# Task to carry out:
Wherever the string "Excellence" appears in a line, extract that line.

┄┄┄┄┄┄

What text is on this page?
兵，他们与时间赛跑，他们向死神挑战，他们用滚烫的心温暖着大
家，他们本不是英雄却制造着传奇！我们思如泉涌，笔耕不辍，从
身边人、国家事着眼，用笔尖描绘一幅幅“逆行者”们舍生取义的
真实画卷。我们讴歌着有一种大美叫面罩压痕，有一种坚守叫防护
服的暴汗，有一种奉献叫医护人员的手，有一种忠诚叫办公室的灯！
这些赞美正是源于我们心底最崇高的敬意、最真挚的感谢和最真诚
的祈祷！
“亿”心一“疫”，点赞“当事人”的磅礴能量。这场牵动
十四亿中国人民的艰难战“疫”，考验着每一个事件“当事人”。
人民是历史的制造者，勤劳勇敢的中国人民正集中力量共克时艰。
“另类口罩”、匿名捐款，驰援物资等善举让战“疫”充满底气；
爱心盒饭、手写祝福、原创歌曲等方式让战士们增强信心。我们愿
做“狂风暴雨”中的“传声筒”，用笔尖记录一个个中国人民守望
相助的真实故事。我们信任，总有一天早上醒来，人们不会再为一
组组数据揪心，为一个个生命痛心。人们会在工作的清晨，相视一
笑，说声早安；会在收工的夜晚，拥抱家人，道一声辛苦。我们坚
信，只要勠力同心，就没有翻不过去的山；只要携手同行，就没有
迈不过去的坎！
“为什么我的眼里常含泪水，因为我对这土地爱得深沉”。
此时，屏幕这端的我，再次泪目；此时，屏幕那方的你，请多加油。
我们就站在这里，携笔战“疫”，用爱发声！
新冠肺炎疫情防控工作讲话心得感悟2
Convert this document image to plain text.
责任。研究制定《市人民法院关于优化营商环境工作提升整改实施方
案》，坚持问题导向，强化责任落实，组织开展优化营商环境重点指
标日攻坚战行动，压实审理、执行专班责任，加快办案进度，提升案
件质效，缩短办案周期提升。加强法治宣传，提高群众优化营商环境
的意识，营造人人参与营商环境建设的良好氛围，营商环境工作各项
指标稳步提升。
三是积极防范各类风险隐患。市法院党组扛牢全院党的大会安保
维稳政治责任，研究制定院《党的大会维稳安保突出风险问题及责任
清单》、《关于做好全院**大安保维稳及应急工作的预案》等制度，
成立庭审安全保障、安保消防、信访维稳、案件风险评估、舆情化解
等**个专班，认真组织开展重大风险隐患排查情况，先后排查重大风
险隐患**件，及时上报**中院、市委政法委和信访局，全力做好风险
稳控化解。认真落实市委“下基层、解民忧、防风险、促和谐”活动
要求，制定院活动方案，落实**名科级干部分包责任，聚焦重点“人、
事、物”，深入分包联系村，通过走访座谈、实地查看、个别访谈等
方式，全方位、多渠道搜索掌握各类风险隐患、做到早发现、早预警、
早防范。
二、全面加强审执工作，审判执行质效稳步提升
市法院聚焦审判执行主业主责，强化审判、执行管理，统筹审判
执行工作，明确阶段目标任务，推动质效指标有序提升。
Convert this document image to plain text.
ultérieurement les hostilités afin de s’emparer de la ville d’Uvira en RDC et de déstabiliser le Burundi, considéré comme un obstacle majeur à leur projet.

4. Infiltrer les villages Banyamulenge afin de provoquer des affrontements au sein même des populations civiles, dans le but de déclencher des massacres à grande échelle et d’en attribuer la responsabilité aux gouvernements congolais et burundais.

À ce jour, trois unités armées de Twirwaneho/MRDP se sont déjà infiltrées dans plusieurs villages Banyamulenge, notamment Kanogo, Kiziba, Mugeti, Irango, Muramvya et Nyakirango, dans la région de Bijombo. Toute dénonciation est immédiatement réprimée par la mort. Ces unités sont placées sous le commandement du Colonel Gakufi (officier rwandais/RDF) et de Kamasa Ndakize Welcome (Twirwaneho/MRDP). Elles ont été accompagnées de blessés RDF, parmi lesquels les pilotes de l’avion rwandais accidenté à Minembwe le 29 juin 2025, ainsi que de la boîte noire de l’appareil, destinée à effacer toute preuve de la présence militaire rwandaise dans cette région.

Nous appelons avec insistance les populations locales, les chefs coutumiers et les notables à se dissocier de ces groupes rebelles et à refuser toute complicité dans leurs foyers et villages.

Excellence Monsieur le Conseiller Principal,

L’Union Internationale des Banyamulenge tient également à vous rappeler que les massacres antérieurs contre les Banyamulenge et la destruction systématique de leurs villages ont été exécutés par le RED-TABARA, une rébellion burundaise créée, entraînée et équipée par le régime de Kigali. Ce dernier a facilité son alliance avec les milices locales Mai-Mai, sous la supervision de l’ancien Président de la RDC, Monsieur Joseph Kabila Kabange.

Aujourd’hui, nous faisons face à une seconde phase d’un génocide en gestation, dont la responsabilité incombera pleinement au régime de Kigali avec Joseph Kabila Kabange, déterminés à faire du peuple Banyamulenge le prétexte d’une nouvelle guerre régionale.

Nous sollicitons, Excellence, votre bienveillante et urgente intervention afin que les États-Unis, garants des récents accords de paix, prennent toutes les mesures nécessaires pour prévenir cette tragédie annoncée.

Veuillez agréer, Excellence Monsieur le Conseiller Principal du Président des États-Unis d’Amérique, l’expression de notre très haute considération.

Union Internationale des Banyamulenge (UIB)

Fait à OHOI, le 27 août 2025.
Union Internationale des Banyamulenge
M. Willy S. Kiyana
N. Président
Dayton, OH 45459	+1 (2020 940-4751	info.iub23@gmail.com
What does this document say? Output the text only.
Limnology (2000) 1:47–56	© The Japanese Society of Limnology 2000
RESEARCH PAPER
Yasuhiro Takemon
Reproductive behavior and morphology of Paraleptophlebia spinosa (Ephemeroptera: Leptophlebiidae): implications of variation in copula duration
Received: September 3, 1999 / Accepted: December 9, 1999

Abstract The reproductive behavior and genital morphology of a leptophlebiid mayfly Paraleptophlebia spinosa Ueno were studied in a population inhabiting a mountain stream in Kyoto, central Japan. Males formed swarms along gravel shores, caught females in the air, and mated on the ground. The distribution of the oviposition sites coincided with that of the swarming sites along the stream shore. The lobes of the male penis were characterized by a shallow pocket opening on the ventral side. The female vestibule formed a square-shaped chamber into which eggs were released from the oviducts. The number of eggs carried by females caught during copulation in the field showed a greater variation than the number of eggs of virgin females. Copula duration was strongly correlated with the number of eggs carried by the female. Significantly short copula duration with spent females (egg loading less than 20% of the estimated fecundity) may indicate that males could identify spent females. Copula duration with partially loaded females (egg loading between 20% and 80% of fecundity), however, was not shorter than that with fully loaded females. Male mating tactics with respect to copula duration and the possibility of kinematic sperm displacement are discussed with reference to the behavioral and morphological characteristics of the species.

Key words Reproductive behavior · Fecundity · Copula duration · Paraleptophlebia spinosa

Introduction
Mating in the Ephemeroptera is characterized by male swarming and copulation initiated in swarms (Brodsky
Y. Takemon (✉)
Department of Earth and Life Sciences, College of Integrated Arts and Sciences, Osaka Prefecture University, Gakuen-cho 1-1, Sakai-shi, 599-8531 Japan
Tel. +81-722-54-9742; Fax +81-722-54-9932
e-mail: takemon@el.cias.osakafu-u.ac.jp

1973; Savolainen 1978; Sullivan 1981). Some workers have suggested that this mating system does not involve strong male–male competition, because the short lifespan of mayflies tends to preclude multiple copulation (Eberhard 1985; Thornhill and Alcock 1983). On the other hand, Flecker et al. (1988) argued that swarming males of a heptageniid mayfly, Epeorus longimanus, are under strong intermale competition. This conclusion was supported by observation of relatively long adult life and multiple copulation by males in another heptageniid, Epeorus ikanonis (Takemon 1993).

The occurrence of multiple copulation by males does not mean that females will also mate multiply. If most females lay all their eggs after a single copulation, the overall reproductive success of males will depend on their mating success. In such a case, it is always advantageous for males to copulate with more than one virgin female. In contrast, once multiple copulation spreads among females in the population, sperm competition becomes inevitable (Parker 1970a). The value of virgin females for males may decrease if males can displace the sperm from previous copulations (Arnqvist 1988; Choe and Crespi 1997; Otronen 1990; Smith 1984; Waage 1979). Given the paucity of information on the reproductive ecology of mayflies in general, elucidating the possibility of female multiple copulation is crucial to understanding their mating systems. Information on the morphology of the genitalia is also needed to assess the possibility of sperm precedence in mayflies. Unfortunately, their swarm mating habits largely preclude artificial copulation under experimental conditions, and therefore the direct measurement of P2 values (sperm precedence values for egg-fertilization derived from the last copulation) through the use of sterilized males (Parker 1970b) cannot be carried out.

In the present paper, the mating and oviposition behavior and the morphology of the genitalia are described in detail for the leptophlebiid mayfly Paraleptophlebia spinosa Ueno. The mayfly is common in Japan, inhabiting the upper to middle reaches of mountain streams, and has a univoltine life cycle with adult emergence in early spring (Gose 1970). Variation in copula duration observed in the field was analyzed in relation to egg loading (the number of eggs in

┄┄┄┄┄┄

# Exercise answer:
Excellence Monsieur le Conseiller Principal,
Nous sollicitons, Excellence, votre bienveillante et urgente intervention afin que les États-Unis, garants des récents accords de paix, prennent toutes les mesures nécessaires pour prévenir cette tragédie annoncée.
Veuillez agréer, Excellence Monsieur le Conseiller Principal du Président des États-Unis d’Amérique, l’expression de notre très haute considération.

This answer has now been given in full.